### Exercise goal
Where does the string "from" appear in the records? Copy every line that contains it.
--- begin ---
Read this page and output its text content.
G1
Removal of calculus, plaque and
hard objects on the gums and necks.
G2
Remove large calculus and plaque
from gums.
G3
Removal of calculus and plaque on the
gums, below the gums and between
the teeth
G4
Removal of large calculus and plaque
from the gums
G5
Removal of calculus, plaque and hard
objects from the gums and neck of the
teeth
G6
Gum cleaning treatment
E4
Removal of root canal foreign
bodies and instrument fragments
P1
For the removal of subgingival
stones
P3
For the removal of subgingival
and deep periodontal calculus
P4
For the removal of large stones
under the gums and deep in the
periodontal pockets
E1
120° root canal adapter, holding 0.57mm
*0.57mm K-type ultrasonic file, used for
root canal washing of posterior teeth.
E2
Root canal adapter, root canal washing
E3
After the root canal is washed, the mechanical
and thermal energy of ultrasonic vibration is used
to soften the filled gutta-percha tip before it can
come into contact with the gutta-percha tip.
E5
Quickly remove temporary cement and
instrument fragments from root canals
--- end ---
--- begin ---
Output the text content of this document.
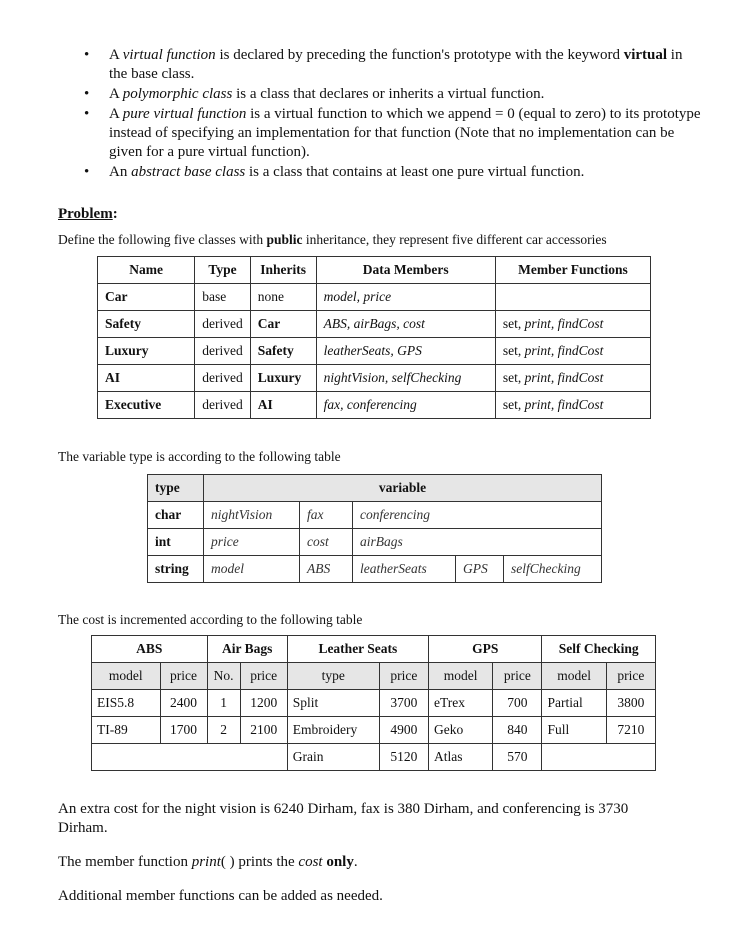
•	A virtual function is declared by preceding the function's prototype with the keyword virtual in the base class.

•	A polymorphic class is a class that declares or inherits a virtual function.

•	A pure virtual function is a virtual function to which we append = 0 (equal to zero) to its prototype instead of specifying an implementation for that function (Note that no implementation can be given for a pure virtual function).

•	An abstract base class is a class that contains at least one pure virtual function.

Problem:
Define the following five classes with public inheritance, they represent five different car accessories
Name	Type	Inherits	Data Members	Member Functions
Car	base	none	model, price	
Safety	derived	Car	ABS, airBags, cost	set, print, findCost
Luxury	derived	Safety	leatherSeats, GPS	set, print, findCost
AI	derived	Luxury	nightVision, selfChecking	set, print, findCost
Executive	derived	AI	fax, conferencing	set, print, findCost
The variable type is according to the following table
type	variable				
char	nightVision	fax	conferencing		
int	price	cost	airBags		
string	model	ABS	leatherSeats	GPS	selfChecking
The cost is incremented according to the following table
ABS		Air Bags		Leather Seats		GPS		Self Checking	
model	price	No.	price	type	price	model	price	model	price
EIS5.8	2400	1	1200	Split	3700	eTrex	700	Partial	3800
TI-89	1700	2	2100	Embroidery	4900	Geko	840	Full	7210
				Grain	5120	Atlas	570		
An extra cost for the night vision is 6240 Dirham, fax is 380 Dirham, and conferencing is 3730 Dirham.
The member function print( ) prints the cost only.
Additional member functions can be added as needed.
--- end ---
### The output
from gums.
from the gums
objects from the gums and neck of the
instrument fragments from root canals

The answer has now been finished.